* **WHAT IS BEING ASKED**: Write the material out again in full, word for word. Do not include the pictures.

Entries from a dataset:
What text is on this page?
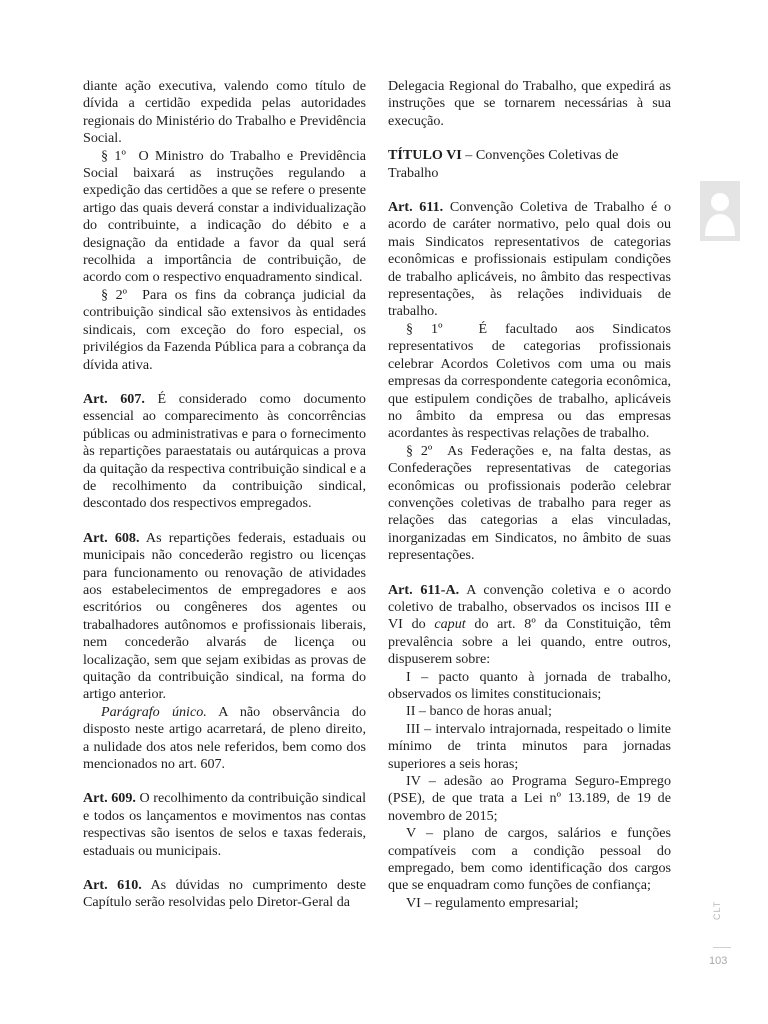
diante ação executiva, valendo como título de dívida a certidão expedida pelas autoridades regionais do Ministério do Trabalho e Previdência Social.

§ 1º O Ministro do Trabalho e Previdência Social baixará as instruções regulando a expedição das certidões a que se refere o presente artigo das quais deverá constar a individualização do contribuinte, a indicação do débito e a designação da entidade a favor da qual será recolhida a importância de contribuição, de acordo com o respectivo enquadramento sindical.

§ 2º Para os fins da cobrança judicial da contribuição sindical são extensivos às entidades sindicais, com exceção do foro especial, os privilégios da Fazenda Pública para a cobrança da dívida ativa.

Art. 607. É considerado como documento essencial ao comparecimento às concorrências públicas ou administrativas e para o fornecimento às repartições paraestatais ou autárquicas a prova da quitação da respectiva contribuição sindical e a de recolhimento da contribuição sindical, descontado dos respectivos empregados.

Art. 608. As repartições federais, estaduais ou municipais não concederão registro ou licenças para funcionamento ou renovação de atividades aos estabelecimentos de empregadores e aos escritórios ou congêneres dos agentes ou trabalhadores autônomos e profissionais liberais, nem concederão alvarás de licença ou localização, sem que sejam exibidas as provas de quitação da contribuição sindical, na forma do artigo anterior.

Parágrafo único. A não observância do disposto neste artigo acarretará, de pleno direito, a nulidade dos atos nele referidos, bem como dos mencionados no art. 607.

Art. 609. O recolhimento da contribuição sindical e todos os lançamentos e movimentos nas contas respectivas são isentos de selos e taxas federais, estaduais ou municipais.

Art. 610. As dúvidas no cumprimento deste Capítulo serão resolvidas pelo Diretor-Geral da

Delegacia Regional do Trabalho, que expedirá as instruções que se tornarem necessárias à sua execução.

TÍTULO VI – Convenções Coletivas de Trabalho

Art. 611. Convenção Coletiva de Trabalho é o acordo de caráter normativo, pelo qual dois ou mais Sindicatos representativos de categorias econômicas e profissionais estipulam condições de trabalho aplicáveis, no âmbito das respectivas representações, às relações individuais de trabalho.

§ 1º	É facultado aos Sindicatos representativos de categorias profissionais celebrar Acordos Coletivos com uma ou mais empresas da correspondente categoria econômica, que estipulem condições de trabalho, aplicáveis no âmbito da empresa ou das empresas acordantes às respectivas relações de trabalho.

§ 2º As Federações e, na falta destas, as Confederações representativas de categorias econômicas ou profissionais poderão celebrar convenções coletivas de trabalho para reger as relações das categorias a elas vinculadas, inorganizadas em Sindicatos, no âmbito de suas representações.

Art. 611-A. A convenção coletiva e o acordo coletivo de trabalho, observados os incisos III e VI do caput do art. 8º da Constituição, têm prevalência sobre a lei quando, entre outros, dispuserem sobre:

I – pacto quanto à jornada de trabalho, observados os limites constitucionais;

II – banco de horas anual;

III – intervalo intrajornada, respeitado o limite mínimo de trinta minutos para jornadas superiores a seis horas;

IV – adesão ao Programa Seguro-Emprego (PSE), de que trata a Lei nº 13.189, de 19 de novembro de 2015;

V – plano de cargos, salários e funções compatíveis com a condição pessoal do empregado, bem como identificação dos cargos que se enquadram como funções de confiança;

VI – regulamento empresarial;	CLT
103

* **FULL RESPONSE**:
What text is on this page?
diante ação executiva, valendo como título de dívida a certidão expedida pelas autoridades regionais do Ministério do Trabalho e Previdência Social.

§ 1º O Ministro do Trabalho e Previdência Social baixará as instruções regulando a expedição das certidões a que se refere o presente artigo das quais deverá constar a individualização do contribuinte, a indicação do débito e a designação da entidade a favor da qual será recolhida a importância de contribuição, de acordo com o respectivo enquadramento sindical.

§ 2º Para os fins da cobrança judicial da contribuição sindical são extensivos às entidades sindicais, com exceção do foro especial, os privilégios da Fazenda Pública para a cobrança da dívida ativa.

Art. 607. É considerado como documento essencial ao comparecimento às concorrências públicas ou administrativas e para o fornecimento às repartições paraestatais ou autárquicas a prova da quitação da respectiva contribuição sindical e a de recolhimento da contribuição sindical, descontado dos respectivos empregados.

Art. 608. As repartições federais, estaduais ou municipais não concederão registro ou licenças para funcionamento ou renovação de atividades aos estabelecimentos de empregadores e aos escritórios ou congêneres dos agentes ou trabalhadores autônomos e profissionais liberais, nem concederão alvarás de licença ou localização, sem que sejam exibidas as provas de quitação da contribuição sindical, na forma do artigo anterior.

Parágrafo único. A não observância do disposto neste artigo acarretará, de pleno direito, a nulidade dos atos nele referidos, bem como dos mencionados no art. 607.

Art. 609. O recolhimento da contribuição sindical e todos os lançamentos e movimentos nas contas respectivas são isentos de selos e taxas federais, estaduais ou municipais.

Art. 610. As dúvidas no cumprimento deste Capítulo serão resolvidas pelo Diretor-Geral da

Delegacia Regional do Trabalho, que expedirá as instruções que se tornarem necessárias à sua execução.

TÍTULO VI – Convenções Coletivas de Trabalho

Art. 611. Convenção Coletiva de Trabalho é o acordo de caráter normativo, pelo qual dois ou mais Sindicatos representativos de categorias econômicas e profissionais estipulam condições de trabalho aplicáveis, no âmbito das respectivas representações, às relações individuais de trabalho.

§ 1º	É facultado aos Sindicatos representativos de categorias profissionais celebrar Acordos Coletivos com uma ou mais empresas da correspondente categoria econômica, que estipulem condições de trabalho, aplicáveis no âmbito da empresa ou das empresas acordantes às respectivas relações de trabalho.

§ 2º As Federações e, na falta destas, as Confederações representativas de categorias econômicas ou profissionais poderão celebrar convenções coletivas de trabalho para reger as relações das categorias a elas vinculadas, inorganizadas em Sindicatos, no âmbito de suas representações.

Art. 611-A. A convenção coletiva e o acordo coletivo de trabalho, observados os incisos III e VI do caput do art. 8º da Constituição, têm prevalência sobre a lei quando, entre outros, dispuserem sobre:

I – pacto quanto à jornada de trabalho, observados os limites constitucionais;

II – banco de horas anual;

III – intervalo intrajornada, respeitado o limite mínimo de trinta minutos para jornadas superiores a seis horas;

IV – adesão ao Programa Seguro-Emprego (PSE), de que trata a Lei nº 13.189, de 19 de novembro de 2015;

V – plano de cargos, salários e funções compatíveis com a condição pessoal do empregado, bem como identificação dos cargos que se enquadram como funções de confiança;

VI – regulamento empresarial;	CLT
103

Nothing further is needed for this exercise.